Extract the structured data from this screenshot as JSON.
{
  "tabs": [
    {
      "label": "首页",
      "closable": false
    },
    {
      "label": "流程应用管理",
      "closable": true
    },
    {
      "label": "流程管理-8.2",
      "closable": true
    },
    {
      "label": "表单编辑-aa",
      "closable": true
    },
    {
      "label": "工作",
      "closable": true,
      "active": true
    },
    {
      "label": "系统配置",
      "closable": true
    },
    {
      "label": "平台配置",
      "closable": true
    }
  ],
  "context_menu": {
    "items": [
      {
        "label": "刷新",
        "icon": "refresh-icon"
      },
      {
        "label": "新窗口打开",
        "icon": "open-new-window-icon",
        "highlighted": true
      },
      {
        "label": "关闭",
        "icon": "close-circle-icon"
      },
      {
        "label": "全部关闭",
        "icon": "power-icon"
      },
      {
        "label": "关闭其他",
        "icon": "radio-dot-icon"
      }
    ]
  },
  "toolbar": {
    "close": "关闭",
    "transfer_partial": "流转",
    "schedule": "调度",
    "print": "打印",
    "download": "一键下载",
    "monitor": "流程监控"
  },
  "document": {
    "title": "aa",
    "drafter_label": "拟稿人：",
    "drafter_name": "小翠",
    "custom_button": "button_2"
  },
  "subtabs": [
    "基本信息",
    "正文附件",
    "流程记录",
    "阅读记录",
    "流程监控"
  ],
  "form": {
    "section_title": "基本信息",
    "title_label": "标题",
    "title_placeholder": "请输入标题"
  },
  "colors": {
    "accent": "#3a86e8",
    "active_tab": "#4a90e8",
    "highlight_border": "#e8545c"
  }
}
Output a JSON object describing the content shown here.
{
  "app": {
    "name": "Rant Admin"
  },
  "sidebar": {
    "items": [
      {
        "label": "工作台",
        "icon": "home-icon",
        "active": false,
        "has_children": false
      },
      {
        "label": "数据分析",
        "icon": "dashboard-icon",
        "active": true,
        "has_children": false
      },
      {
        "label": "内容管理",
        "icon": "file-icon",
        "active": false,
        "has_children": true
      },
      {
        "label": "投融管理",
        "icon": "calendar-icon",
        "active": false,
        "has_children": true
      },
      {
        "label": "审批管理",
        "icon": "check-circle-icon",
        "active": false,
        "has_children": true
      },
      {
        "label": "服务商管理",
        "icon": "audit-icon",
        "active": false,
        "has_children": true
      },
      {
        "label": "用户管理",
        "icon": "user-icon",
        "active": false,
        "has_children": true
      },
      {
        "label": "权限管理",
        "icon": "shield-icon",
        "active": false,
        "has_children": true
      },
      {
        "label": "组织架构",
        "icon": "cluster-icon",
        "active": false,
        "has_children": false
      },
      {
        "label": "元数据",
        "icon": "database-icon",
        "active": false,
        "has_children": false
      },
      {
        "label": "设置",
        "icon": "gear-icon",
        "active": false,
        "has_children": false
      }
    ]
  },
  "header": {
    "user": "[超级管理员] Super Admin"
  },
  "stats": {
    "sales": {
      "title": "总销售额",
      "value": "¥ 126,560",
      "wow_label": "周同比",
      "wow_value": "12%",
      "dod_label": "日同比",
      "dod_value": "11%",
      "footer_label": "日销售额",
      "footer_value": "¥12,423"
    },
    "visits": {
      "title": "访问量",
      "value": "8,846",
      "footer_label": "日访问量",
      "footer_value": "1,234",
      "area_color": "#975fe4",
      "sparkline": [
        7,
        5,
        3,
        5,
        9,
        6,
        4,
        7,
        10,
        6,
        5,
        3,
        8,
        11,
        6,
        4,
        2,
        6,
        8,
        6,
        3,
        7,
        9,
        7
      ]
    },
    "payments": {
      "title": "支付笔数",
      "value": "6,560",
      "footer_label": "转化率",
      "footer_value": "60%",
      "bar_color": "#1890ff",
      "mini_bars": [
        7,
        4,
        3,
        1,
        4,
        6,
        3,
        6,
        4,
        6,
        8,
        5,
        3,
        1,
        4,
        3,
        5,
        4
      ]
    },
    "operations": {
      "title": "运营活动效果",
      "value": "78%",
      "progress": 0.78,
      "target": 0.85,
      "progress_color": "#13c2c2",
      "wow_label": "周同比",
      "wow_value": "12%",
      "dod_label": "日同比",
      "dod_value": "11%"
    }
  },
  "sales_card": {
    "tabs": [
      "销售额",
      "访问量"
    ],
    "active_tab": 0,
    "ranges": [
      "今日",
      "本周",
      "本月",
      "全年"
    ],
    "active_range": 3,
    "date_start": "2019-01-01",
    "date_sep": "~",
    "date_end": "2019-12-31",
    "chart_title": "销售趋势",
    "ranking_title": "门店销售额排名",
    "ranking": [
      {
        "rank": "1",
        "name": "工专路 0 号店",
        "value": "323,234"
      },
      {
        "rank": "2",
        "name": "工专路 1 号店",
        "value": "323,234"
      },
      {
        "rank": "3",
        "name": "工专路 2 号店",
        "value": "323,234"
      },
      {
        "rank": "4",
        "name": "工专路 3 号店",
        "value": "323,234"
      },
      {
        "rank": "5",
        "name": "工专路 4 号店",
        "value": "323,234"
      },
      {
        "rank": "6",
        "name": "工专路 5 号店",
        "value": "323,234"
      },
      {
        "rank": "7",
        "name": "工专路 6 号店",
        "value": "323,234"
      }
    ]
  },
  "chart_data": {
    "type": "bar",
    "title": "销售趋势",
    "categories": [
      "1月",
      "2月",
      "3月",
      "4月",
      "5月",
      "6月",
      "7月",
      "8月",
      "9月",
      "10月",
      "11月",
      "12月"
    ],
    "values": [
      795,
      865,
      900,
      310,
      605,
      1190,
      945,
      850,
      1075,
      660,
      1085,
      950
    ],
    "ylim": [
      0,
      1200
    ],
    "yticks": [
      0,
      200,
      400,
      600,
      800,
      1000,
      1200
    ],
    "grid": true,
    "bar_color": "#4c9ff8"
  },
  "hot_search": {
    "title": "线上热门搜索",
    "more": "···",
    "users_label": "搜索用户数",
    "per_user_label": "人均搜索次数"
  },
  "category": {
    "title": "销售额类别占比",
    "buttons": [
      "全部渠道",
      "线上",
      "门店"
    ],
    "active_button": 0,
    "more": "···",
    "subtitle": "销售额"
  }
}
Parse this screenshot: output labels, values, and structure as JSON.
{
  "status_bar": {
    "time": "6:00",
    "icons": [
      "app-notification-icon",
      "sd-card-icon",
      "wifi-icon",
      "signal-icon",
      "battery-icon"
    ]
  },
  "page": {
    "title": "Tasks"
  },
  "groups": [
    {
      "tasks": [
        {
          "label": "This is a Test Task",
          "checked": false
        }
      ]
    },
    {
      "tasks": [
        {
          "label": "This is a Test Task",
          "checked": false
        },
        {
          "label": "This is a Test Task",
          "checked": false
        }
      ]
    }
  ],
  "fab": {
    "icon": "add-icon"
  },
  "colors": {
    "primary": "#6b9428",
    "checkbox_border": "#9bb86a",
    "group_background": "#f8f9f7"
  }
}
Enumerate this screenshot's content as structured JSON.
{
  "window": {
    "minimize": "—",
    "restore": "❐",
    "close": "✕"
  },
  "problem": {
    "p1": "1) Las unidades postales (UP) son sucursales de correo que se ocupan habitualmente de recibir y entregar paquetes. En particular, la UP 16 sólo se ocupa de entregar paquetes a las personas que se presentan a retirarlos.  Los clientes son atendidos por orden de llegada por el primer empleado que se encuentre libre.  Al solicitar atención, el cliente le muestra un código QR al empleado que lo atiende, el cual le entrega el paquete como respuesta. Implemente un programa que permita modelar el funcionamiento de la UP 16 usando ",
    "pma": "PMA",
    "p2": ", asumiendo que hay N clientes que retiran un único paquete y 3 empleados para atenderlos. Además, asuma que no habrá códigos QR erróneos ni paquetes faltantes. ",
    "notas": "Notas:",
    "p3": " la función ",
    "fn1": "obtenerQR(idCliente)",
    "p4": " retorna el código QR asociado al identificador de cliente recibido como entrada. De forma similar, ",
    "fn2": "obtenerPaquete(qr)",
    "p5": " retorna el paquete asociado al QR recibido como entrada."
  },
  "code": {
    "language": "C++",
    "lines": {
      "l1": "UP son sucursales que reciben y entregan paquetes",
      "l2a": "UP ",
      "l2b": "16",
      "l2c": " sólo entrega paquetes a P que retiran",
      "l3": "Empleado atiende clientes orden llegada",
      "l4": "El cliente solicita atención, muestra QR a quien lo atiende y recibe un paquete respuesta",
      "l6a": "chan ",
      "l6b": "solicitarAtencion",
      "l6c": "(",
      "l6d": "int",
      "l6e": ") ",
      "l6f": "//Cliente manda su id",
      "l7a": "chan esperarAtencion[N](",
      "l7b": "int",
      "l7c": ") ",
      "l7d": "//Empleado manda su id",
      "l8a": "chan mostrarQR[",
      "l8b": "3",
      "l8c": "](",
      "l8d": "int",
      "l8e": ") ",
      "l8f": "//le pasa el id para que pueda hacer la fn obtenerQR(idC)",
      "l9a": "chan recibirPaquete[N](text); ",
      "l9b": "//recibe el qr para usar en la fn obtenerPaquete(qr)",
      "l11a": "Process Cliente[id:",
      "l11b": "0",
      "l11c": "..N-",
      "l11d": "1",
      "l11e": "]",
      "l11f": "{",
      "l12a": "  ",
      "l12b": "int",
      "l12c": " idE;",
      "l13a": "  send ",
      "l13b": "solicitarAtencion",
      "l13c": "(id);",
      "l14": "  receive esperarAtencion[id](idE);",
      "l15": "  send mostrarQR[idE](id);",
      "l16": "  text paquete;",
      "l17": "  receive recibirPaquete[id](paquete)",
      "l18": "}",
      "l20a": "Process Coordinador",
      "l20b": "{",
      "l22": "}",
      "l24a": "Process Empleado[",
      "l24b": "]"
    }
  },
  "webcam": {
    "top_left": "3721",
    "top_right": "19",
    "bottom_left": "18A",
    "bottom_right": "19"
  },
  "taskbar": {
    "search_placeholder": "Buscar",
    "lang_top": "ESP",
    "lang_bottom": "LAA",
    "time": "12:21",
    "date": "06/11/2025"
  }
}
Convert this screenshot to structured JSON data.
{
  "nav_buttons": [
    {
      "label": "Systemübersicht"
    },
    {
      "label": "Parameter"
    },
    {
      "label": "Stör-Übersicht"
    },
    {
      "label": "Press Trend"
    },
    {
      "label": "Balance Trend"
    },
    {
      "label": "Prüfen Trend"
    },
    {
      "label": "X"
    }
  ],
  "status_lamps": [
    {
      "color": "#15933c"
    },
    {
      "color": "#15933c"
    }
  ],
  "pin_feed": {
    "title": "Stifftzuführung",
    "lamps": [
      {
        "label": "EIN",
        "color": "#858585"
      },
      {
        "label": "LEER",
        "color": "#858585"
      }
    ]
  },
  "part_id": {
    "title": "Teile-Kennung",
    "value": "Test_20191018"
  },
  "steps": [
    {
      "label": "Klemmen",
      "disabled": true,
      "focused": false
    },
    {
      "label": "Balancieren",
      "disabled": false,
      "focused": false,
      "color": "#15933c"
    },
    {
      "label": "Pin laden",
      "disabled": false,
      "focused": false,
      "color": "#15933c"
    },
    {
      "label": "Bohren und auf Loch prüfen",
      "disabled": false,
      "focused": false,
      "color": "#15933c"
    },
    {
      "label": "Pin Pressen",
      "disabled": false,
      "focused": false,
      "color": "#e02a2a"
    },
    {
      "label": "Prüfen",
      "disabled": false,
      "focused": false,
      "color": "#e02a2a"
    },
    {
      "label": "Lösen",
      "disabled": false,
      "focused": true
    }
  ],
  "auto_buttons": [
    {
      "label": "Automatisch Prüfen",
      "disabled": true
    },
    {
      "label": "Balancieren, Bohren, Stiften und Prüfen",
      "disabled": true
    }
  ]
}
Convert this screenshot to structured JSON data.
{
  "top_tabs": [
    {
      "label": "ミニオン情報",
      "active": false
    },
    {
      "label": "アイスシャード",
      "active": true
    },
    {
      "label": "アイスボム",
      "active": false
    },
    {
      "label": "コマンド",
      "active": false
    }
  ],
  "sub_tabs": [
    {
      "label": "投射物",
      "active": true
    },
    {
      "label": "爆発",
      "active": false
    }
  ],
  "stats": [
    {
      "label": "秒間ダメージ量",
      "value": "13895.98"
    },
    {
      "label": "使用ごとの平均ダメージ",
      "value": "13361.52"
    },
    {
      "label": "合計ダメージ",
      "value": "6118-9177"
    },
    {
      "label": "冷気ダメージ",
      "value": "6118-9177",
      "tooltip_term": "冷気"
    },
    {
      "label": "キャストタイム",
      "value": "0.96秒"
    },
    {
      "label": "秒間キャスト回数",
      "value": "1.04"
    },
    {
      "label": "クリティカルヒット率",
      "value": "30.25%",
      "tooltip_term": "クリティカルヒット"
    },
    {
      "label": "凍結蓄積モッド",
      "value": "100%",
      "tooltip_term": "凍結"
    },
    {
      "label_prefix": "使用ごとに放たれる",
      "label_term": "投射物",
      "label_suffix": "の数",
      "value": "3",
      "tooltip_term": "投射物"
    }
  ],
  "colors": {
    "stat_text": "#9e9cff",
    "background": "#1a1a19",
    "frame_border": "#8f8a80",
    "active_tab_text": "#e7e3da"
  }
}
* * *
= Problem requirements =
Search the lines above for the string "Balancieren" and copy each line that has it.

= Response to this task =
      "label": "Balancieren",
      "label": "Balancieren, Bohren, Stiften und Prüfen",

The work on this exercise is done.